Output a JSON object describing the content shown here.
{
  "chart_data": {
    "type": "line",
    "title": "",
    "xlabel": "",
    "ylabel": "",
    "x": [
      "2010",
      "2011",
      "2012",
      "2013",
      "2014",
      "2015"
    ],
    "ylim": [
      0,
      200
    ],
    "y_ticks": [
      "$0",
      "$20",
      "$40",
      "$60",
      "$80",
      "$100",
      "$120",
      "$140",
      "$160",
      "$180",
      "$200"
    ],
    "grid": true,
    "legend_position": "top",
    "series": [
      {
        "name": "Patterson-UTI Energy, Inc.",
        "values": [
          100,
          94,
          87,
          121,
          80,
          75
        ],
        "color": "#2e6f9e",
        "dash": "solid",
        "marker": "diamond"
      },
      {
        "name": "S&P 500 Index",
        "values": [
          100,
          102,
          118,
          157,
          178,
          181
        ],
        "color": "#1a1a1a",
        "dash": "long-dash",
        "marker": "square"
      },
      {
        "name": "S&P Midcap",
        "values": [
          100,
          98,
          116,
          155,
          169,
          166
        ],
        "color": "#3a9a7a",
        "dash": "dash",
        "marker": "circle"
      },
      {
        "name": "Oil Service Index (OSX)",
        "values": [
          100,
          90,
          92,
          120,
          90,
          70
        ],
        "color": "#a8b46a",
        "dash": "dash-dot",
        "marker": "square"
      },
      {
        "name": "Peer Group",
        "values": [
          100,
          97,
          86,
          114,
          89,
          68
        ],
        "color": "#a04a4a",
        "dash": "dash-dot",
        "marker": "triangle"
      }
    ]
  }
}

__________

TASK PROMPT – Show the lines of the records that contain the word "color".

WRITTEN RESPONSE –
        "color": "#2e6f9e",
        "color": "#1a1a1a",
        "color": "#3a9a7a",
        "color": "#a8b46a",
        "color": "#a04a4a",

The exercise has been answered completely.